EXCERPTED TEXT:
■ ■ ■ ■ ■ ■ ■

Unpublished USDA Report: 40% Cash Volume Depressed Cattle Prices More Than $33 Per Head

 

Billings, Mont. - In an unpublished 2014 investigative report by the Packers and Stockyards Division of the U.S. Department of Agriculture (formerly the Grain Inspection Packers and Stockyards Administration, or GIPSA) titled Investigation of Beef Packers' Use of Alternative Marketing Arrangements, the agency found, based on 2009 data, when the volume in the fed cattle cash market was nearly 40 percent, that alternative marketing agreements depressed the prices paid for cattle on the cash market. Based on GIPSA's findings, we estimate that nationwide domestic cattle prices in the cash market were reduced by as much as $33.28 per head (based on a 1,300 lb. steer) in 2009.

In regions such as Kansas, Texas-Oklahoma-New Mexico, and Colorado, where the volume of the cash market was significantly less than the national average, using GIPSA's findings, we estimate that the harm to the cash market was much greater:  as much as $50.44 per head in Kansas, $44.46 per head in Texas/OK/NM, and $42.77 per head in Colorado.

Also, the report found that every one percent increase in captive supply cattle, which necessarily corresponds to a reduction to the cash market volume, depressed negotiated cash prices $0.54 per head for a 1,300 lb. steer on average. 

R-CALF USA CEO Bill Bullard said this would extrapolate to a $5.40 per head loss for cash cattle sellers for each 10 percent reduction in the volume of the national average cash market below 40 percent. And, he said the loss would be significantly more in those low cash-volume regions such as Kansas, TX/OK/NM, and Colorado.

"This report, based on actual market data from 2009, firmly supports Senator Grassley's and Senator Tester's Senate Bill (S.3693) and Congresswoman Cindy Axne's House Bill 7501 (H.R.7501) that restore the integrity of the thinning cash market by requiring packers to participate in the negotiated cash market at least at the 50 percent level," Bullard said.

■ ■ ■ ■ ■ ■ ■

WHAT THIS EXERCISE ASKS:
[A] According to the article on the unpublished USDA cattle report, how much did each one percent increase in captive supply cattle depress negotiated cash prices for a 1,300 lb. steer on average?
[B] Write the next part of the article on the unpublished USDA cattle report, picking up after its final sentence.

■ ■ ■ ■ ■ ■ ■

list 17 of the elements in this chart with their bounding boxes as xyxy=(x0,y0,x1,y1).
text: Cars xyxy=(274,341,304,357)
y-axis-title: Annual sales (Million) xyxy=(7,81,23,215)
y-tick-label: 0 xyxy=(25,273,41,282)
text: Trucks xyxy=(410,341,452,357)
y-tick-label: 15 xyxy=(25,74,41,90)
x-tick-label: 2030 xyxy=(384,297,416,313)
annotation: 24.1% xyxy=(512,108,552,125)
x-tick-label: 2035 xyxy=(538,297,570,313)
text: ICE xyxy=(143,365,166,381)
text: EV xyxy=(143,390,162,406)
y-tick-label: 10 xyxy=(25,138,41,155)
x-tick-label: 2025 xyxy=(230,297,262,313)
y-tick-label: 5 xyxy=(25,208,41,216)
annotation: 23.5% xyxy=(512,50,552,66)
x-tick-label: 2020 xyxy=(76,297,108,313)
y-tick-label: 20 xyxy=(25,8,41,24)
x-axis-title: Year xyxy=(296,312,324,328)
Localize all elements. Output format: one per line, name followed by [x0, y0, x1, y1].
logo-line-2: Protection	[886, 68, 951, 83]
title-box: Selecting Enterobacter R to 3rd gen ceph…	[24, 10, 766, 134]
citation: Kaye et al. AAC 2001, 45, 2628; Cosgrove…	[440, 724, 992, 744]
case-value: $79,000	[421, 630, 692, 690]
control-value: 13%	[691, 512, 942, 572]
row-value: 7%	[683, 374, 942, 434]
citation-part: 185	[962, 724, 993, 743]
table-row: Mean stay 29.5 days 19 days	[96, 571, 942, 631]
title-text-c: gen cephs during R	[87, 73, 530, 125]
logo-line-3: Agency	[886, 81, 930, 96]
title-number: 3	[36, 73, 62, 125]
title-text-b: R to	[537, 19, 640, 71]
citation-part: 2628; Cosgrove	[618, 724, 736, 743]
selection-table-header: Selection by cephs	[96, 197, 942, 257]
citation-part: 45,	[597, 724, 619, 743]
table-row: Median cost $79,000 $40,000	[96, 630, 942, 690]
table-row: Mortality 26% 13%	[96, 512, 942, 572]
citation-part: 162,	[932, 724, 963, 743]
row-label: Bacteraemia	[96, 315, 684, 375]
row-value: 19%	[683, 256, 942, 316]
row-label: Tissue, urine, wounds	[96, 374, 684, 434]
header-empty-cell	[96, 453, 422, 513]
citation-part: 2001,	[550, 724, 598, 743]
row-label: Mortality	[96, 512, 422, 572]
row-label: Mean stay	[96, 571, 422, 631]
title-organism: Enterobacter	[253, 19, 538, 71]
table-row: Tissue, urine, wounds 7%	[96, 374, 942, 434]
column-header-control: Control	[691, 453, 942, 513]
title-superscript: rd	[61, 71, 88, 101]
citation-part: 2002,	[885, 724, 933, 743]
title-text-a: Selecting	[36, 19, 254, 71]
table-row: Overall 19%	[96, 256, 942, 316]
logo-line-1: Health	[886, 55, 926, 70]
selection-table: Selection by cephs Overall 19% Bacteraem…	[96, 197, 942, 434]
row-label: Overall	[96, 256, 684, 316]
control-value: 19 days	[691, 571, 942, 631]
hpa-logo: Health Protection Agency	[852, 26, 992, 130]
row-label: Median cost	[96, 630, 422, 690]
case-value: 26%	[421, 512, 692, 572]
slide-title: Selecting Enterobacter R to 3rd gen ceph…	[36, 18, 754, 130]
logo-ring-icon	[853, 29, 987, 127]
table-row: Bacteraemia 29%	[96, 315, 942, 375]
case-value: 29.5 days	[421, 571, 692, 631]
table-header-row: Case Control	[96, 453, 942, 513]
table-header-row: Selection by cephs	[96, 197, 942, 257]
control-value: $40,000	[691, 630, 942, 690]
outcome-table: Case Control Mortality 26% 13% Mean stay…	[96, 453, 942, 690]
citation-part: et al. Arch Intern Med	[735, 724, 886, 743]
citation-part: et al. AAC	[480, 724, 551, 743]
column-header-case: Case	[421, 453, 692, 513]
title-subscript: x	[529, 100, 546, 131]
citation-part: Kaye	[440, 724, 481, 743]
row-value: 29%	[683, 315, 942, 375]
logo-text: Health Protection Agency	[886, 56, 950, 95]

■ ■ ■ ■ ■ ■ ■

OUTPUTS BY TASK:
[A] $0.54 per head.

[B]
Bullard added, "It is clear that the report's finding of significant producer losses associated with nearly a 40 percent cash volume level is unacceptable and bringing the volume up to 50 percent will at least minimize some of that harm to cattle producers who trade on the cash market. On the other hand, lowering the cash volume to only a 30 percent cash volume level is stripping almost $39 per head of income from cattle producers nationally, and significantly more from cattle producers selling in the low cash-volume regions."

The report states that its findings in the investigation are generally consistent with prior studies, "though somewhat larger in magnitude."

Bullard said he is disappointed that after finding significant harm to prices in the negotiated cash market, the report nevertheless concluded that the harm to cash-cattle sellers is offset by benefits to beef packers, the beef marketing industry, consumers, and producers (those who choose not to market in the cash market). 

"But the report acknowledges that negotiated cash market sellers are likely harmed by the increase in captive supplies without receiving any of the offsetting benefits," Bullard commented.

Bullard said this is the key point for policy makers: that producers who market in the negotiated cash market are being harmed and most of them are the small to mid-sized cattle feeders that are needed to support America's rural economy.

"This is one reason we've lost 75 percent of our nation's independent cattle feeders during the past two decades - our nation's farmer-feeders no longer have a competitive market in which to sell their cattle and this has been the situation for years," he concluded.

The 2014 Packers and Stockyards Division's investigative report can be accessed at www.r-calfusa.com under "Issues" and then "Competition/Antitrust Issues."